Record extracts
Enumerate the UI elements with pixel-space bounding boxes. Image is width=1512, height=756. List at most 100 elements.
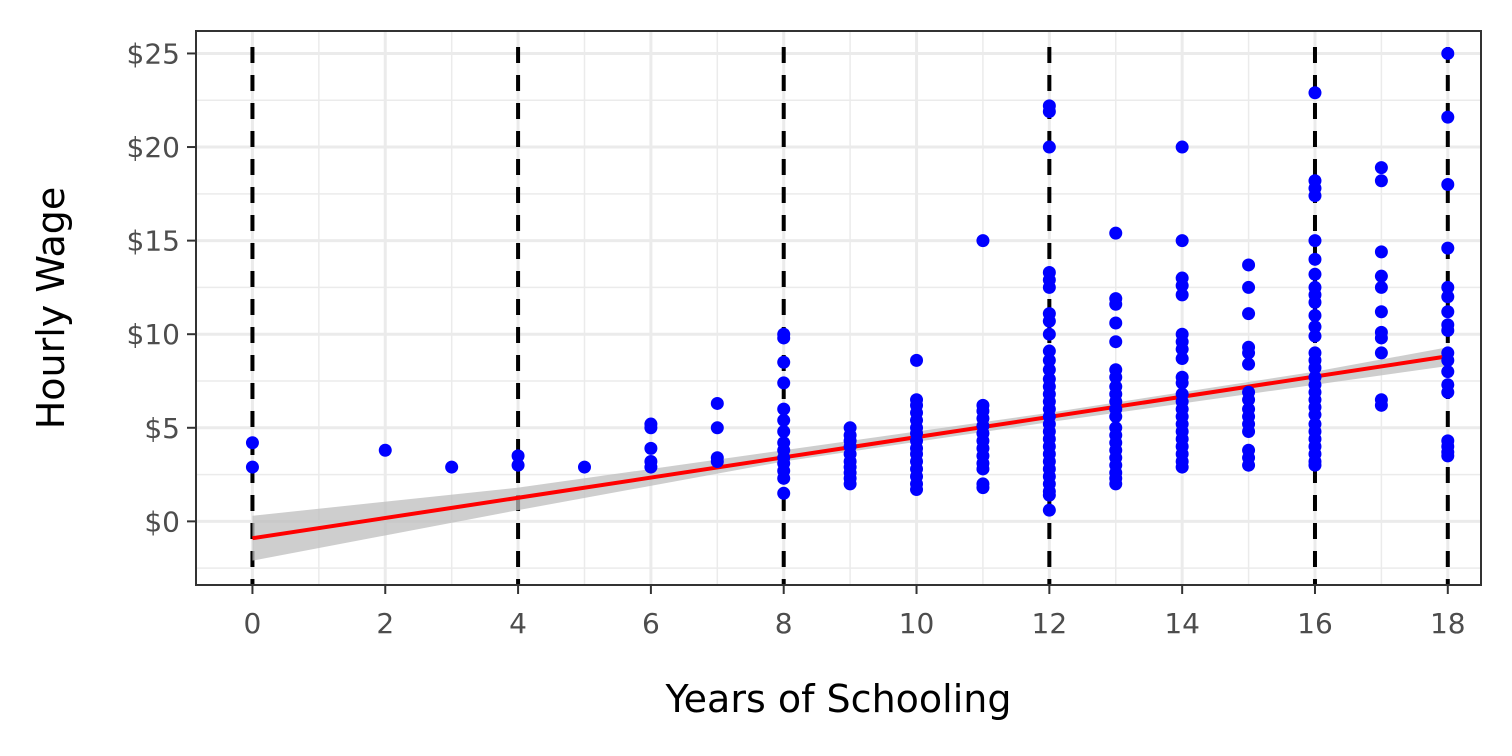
- data-point: [1175, 279, 1189, 293]
- data-point: [777, 486, 791, 500]
- data-point: [777, 402, 791, 416]
- x-axis-title: Years of Schooling: [665, 677, 1012, 721]
- data-point: [378, 443, 392, 457]
- data-point: [1308, 320, 1322, 334]
- data-point: [1109, 226, 1123, 240]
- data-point: [1308, 189, 1322, 203]
- data-point: [1441, 110, 1455, 124]
- data-point: [1042, 140, 1056, 154]
- data-point: [511, 449, 525, 463]
- data-point: [1308, 295, 1322, 309]
- y-tick-label: $15: [127, 225, 180, 258]
- data-point: [1042, 327, 1056, 341]
- data-point: [1308, 252, 1322, 266]
- data-point: [1374, 305, 1388, 319]
- data-point: [1441, 449, 1455, 463]
- data-point: [1042, 353, 1056, 367]
- data-point: [710, 454, 724, 468]
- data-point: [1308, 234, 1322, 248]
- data-point: [1109, 410, 1123, 424]
- data-point: [445, 460, 459, 474]
- data-point: [1109, 335, 1123, 349]
- data-point: [1308, 267, 1322, 281]
- x-tick-label: 2: [376, 607, 394, 640]
- x-tick-label: 6: [642, 607, 660, 640]
- data-point: [577, 460, 591, 474]
- data-point: [1374, 161, 1388, 175]
- data-point: [245, 460, 259, 474]
- data-point: [1308, 408, 1322, 422]
- panel-border: [195, 30, 1482, 586]
- x-tick-label: 8: [775, 607, 793, 640]
- data-point: [511, 458, 525, 472]
- data-point: [1175, 288, 1189, 302]
- data-point: [1374, 280, 1388, 294]
- data-point: [1175, 140, 1189, 154]
- x-tick-label: 12: [1032, 607, 1068, 640]
- data-point: [1441, 305, 1455, 319]
- data-point: [1441, 46, 1455, 60]
- data-point: [644, 441, 658, 455]
- x-tick-label: 0: [244, 607, 262, 640]
- y-axis-ticks: $0 $5 $10 $15 $20 $25: [127, 37, 196, 538]
- y-tick-label: $25: [127, 37, 180, 70]
- data-point: [1441, 290, 1455, 304]
- data-point: [1441, 365, 1455, 379]
- data-point: [644, 421, 658, 435]
- data-point: [1175, 352, 1189, 366]
- x-tick-label: 4: [509, 607, 527, 640]
- data-point: [1441, 353, 1455, 367]
- data-point: [710, 396, 724, 410]
- data-point: [644, 460, 658, 474]
- data-point: [1242, 258, 1256, 272]
- data-point: [1374, 269, 1388, 283]
- data-point: [1242, 346, 1256, 360]
- data-point: [777, 425, 791, 439]
- data-point: [1242, 357, 1256, 371]
- data-point: [1109, 477, 1123, 491]
- data-point: [1042, 503, 1056, 517]
- data-point: [1308, 458, 1322, 472]
- data-point: [1308, 361, 1322, 375]
- data-point: [1175, 342, 1189, 356]
- data-point: [1242, 458, 1256, 472]
- data-point: [1441, 323, 1455, 337]
- data-points: [245, 46, 1455, 517]
- x-tick-label: 10: [899, 607, 935, 640]
- data-point: [1042, 344, 1056, 358]
- data-point: [976, 234, 990, 248]
- data-point: [1109, 297, 1123, 311]
- data-point: [1308, 308, 1322, 322]
- data-point: [710, 421, 724, 435]
- data-point: [1374, 174, 1388, 188]
- data-point: [1109, 316, 1123, 330]
- data-point: [1441, 241, 1455, 255]
- data-point: [1374, 331, 1388, 345]
- data-point: [1441, 280, 1455, 294]
- data-point: [777, 471, 791, 485]
- y-tick-label: $5: [144, 412, 180, 445]
- data-point: [1374, 245, 1388, 259]
- data-point: [1242, 425, 1256, 439]
- data-point: [777, 413, 791, 427]
- data-point: [1308, 329, 1322, 343]
- data-point: [777, 355, 791, 369]
- data-point: [1175, 234, 1189, 248]
- x-tick-label: 18: [1430, 607, 1466, 640]
- y-axis-title: Hourly Wage: [29, 187, 73, 430]
- data-point: [1374, 346, 1388, 360]
- data-point: [1042, 314, 1056, 328]
- data-point: [910, 483, 924, 497]
- y-tick-label: $0: [144, 505, 180, 538]
- data-point: [843, 477, 857, 491]
- data-point: [1042, 104, 1056, 118]
- data-point: [1242, 307, 1256, 321]
- x-tick-label: 16: [1297, 607, 1333, 640]
- data-point: [910, 353, 924, 367]
- data-point: [1109, 370, 1123, 384]
- data-point: [1242, 393, 1256, 407]
- data-point: [1175, 376, 1189, 390]
- data-point: [976, 481, 990, 495]
- data-point: [1441, 385, 1455, 399]
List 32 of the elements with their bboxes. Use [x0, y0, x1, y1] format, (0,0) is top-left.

Your goal
Repeat all of the lines above with "Hourly Wage" switched to "Hourly Pay" and everything else unchanged. Leave the picture out of your answer.

Result of this task
Enumerate the UI elements with pixel-space bounding boxes. Image is width=1512, height=756. List at most 100 elements.
- data-point: [1175, 279, 1189, 293]
- data-point: [777, 486, 791, 500]
- data-point: [777, 402, 791, 416]
- x-axis-title: Years of Schooling: [665, 677, 1012, 721]
- data-point: [378, 443, 392, 457]
- data-point: [1308, 320, 1322, 334]
- data-point: [1109, 226, 1123, 240]
- data-point: [1308, 189, 1322, 203]
- data-point: [1441, 110, 1455, 124]
- data-point: [1042, 140, 1056, 154]
- data-point: [511, 449, 525, 463]
- data-point: [1308, 295, 1322, 309]
- y-tick-label: $15: [127, 225, 180, 258]
- data-point: [1042, 327, 1056, 341]
- data-point: [1308, 252, 1322, 266]
- data-point: [1374, 305, 1388, 319]
- data-point: [1441, 449, 1455, 463]
- data-point: [1042, 353, 1056, 367]
- data-point: [710, 454, 724, 468]
- data-point: [1308, 234, 1322, 248]
- data-point: [1109, 410, 1123, 424]
- data-point: [445, 460, 459, 474]
- data-point: [1109, 335, 1123, 349]
- data-point: [1308, 267, 1322, 281]
- x-tick-label: 2: [376, 607, 394, 640]
- x-tick-label: 6: [642, 607, 660, 640]
- data-point: [577, 460, 591, 474]
- data-point: [1374, 161, 1388, 175]
- data-point: [245, 460, 259, 474]
- data-point: [1308, 408, 1322, 422]
- panel-border: [195, 30, 1482, 586]
- x-tick-label: 8: [775, 607, 793, 640]
- data-point: [511, 458, 525, 472]
- data-point: [1175, 288, 1189, 302]
- data-point: [1374, 280, 1388, 294]
- data-point: [1175, 140, 1189, 154]
- x-tick-label: 12: [1032, 607, 1068, 640]
- data-point: [1441, 305, 1455, 319]
- data-point: [1441, 46, 1455, 60]
- data-point: [644, 441, 658, 455]
- x-tick-label: 0: [244, 607, 262, 640]
- y-axis-ticks: $0 $5 $10 $15 $20 $25: [127, 37, 196, 538]
- y-tick-label: $25: [127, 37, 180, 70]
- data-point: [1441, 290, 1455, 304]
- data-point: [1441, 365, 1455, 379]
- data-point: [644, 421, 658, 435]
- data-point: [1175, 352, 1189, 366]
- x-tick-label: 4: [509, 607, 527, 640]
- data-point: [1441, 353, 1455, 367]
- data-point: [710, 396, 724, 410]
- data-point: [644, 460, 658, 474]
- data-point: [1242, 258, 1256, 272]
- data-point: [1374, 269, 1388, 283]
- data-point: [1242, 346, 1256, 360]
- data-point: [777, 425, 791, 439]
- data-point: [1242, 357, 1256, 371]
- data-point: [1109, 477, 1123, 491]
- data-point: [1042, 503, 1056, 517]
- data-point: [1308, 458, 1322, 472]
- data-point: [1308, 361, 1322, 375]
- data-point: [1175, 342, 1189, 356]
- data-point: [1242, 458, 1256, 472]
- data-point: [1441, 323, 1455, 337]
- data-points: [245, 46, 1455, 517]
- x-tick-label: 10: [899, 607, 935, 640]
- data-point: [1042, 344, 1056, 358]
- data-point: [976, 234, 990, 248]
- data-point: [1109, 297, 1123, 311]
- data-point: [1308, 308, 1322, 322]
- data-point: [710, 421, 724, 435]
- data-point: [1374, 174, 1388, 188]
- data-point: [1109, 316, 1123, 330]
- data-point: [1441, 241, 1455, 255]
- data-point: [1374, 331, 1388, 345]
- data-point: [1441, 280, 1455, 294]
- data-point: [777, 471, 791, 485]
- y-tick-label: $5: [144, 412, 180, 445]
- data-point: [1374, 245, 1388, 259]
- data-point: [1242, 425, 1256, 439]
- data-point: [777, 413, 791, 427]
- data-point: [1308, 329, 1322, 343]
- data-point: [777, 355, 791, 369]
- data-point: [1175, 234, 1189, 248]
- x-tick-label: 18: [1430, 607, 1466, 640]
- y-axis-title: Hourly Pay: [29, 187, 73, 430]
- data-point: [1374, 346, 1388, 360]
- data-point: [1042, 314, 1056, 328]
- data-point: [910, 483, 924, 497]
- y-tick-label: $0: [144, 505, 180, 538]
- data-point: [843, 477, 857, 491]
- data-point: [1042, 104, 1056, 118]
- data-point: [1242, 307, 1256, 321]
- x-tick-label: 16: [1297, 607, 1333, 640]
- data-point: [910, 353, 924, 367]
- data-point: [1109, 370, 1123, 384]
- data-point: [1242, 393, 1256, 407]
- data-point: [1175, 376, 1189, 390]
- data-point: [976, 481, 990, 495]
- data-point: [1441, 385, 1455, 399]
List 32 of the elements with their bboxes. Use [x0, y0, x1, y1] format, (0,0) is top-left.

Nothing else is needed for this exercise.